> [PROVIDED MATERIAL]:

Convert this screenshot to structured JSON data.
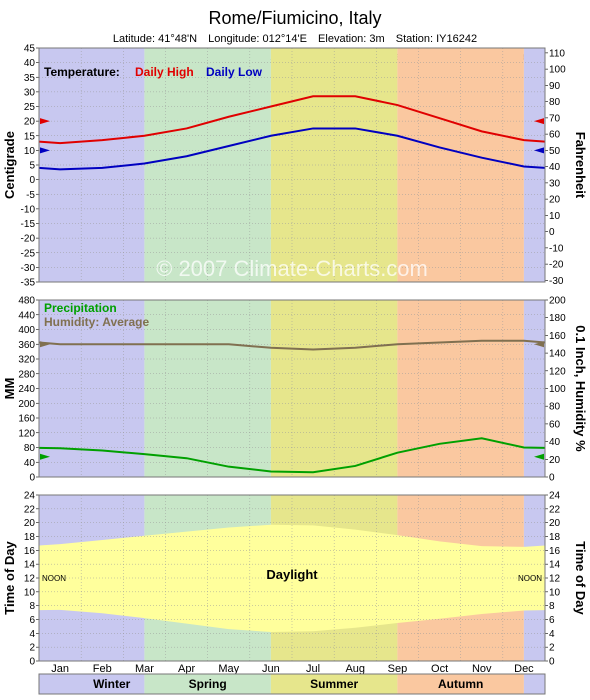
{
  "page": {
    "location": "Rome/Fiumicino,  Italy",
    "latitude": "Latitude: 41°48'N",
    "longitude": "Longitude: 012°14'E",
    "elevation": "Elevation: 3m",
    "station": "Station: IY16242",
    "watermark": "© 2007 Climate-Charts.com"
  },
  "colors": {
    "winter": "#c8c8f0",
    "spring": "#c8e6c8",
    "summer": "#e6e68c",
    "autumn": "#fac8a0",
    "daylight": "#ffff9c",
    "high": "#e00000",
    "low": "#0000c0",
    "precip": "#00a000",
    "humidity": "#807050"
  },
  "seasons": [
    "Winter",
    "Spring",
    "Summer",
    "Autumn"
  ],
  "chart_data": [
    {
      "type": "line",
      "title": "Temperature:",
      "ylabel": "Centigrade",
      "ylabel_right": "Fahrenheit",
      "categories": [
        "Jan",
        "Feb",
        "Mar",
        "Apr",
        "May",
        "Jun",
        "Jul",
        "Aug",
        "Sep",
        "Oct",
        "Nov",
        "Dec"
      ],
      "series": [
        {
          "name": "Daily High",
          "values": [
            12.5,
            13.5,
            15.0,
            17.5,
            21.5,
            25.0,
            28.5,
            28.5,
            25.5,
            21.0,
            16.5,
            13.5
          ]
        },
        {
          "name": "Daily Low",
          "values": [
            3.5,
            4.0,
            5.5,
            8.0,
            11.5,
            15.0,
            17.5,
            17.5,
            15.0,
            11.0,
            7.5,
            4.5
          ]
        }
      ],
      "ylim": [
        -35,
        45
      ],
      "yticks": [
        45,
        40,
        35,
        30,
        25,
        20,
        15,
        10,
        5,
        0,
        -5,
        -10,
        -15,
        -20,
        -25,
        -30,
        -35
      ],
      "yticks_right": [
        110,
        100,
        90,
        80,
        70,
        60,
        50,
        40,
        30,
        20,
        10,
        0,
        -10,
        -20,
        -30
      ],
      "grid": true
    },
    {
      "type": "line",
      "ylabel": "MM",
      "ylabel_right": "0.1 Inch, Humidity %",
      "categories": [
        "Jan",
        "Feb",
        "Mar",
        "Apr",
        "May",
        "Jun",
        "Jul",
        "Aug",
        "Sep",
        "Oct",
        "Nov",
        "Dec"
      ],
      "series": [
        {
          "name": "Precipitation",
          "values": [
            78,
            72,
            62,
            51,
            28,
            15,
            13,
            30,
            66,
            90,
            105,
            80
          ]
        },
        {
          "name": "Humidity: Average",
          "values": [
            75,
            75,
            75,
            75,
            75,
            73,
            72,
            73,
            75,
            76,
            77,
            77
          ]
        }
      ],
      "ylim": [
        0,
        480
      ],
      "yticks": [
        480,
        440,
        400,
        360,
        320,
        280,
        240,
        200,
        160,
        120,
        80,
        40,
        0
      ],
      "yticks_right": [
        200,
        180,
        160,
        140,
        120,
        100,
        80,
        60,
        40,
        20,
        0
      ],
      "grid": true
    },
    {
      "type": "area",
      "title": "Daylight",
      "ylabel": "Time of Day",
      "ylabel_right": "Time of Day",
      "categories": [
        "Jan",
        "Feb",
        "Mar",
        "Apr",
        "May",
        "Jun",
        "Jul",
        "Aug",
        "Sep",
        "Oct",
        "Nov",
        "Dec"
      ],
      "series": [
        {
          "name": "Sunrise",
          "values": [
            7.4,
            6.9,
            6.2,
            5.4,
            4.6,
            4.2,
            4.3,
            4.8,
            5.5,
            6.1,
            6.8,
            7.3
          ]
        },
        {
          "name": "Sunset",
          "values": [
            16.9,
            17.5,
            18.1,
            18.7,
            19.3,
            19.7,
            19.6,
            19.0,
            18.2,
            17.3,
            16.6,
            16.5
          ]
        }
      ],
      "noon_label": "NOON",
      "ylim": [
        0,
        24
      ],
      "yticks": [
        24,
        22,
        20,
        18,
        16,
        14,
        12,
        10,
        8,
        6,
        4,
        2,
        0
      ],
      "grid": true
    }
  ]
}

--

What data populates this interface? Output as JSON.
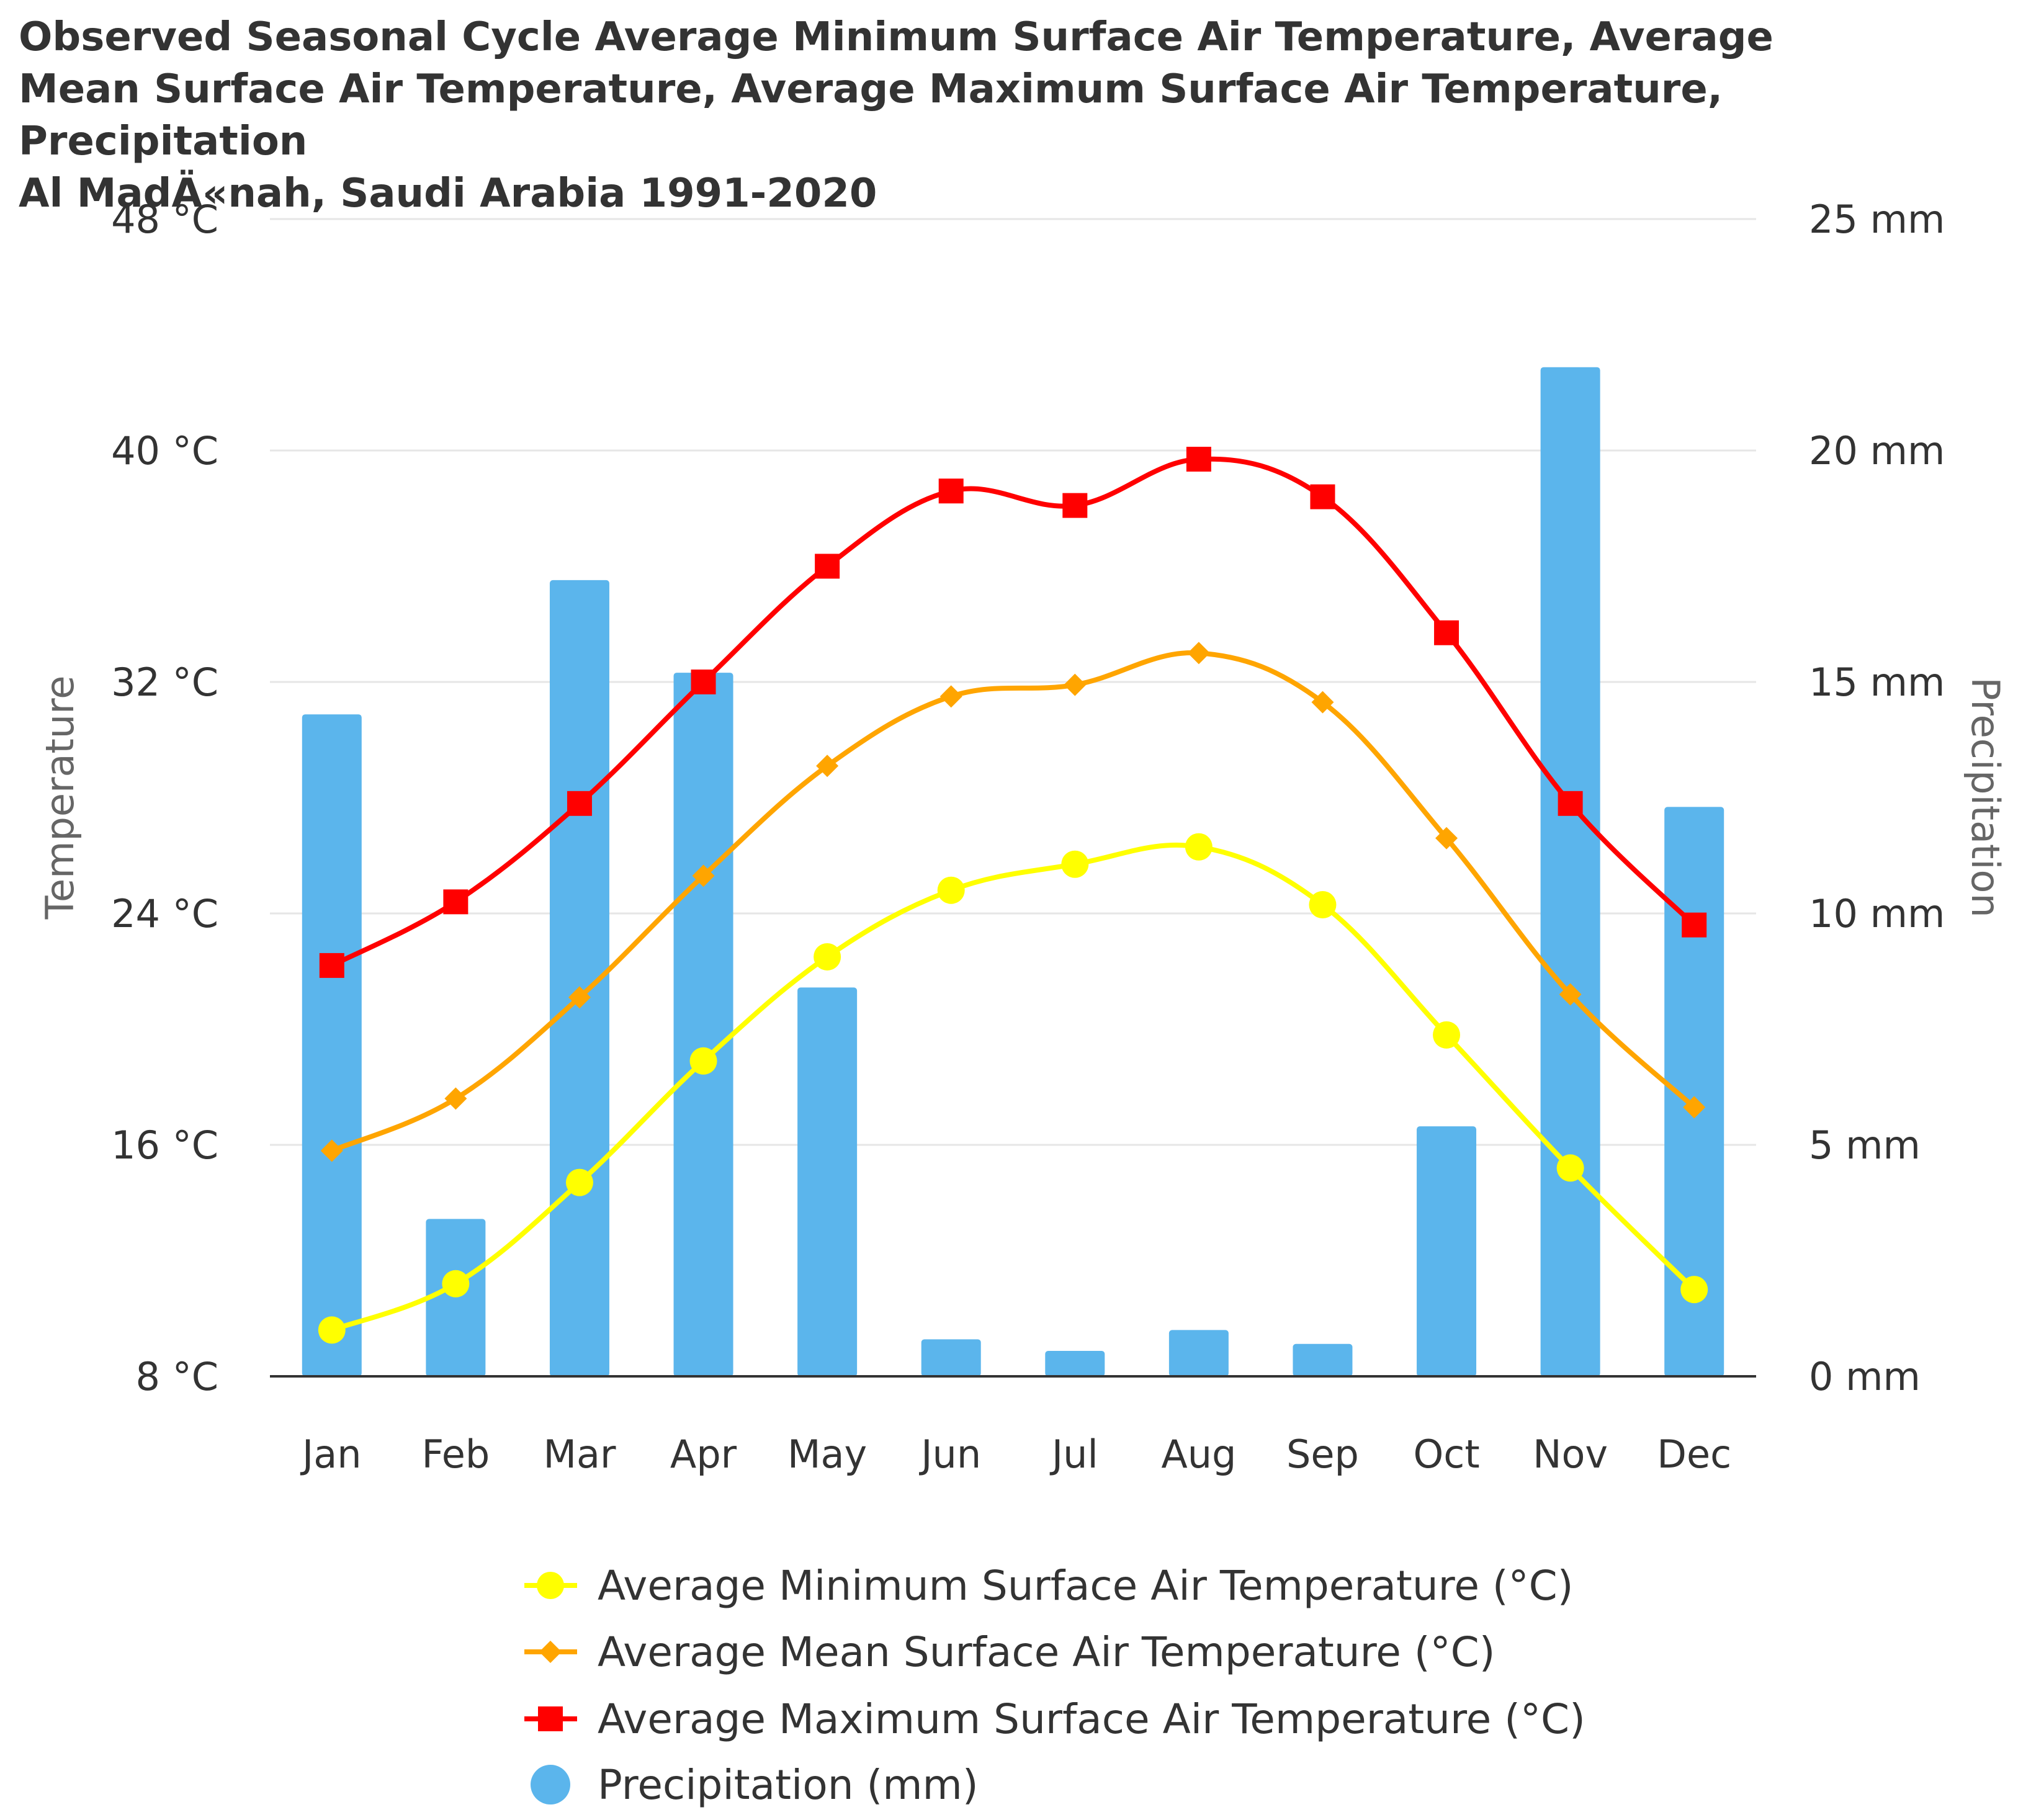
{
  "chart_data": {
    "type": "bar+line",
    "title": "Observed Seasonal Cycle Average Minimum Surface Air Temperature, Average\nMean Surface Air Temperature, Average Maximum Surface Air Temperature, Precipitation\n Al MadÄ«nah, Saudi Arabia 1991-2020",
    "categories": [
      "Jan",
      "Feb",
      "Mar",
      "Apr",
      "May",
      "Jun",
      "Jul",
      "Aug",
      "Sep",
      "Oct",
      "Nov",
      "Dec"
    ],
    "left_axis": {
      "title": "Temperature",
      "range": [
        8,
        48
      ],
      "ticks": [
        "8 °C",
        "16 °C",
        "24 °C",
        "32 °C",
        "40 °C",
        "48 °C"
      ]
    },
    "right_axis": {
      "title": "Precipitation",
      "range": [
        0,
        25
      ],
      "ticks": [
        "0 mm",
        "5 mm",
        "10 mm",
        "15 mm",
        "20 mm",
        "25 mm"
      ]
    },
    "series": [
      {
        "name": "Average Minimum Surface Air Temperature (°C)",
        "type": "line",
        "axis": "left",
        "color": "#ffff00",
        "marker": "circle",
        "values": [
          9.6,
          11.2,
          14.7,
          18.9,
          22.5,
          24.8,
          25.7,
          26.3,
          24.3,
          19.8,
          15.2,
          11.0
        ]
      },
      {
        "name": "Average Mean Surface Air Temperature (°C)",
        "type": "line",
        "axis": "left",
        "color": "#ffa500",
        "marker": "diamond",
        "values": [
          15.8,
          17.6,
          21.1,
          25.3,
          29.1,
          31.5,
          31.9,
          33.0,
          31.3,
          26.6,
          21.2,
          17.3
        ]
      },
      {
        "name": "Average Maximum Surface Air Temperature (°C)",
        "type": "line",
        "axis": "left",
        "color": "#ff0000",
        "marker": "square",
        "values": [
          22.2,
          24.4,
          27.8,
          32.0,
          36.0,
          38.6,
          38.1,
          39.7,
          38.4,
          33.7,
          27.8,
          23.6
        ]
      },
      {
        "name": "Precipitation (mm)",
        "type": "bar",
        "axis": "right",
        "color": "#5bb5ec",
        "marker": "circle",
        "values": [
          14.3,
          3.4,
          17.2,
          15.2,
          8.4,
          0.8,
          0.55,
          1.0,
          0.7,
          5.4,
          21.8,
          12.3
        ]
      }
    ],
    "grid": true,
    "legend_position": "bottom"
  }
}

> [EXERCISE DESCRIPTION]: Scan the material line by line and report each one that contains "title".

> [ANSWER TO THE PROBLEM]:
      "title": "Temperature:",
      "title": "Daylight",
    "title": "Observed Seasonal Cycle Average Minimum Surface Air Temperature, Average\nMean Surface Air Temperature, Average Maximum Surface Air Temperature, Precipitation\n Al MadÄ«nah, Saudi Arabia 1991-2020",
      "title": "Temperature",
      "title": "Precipitation",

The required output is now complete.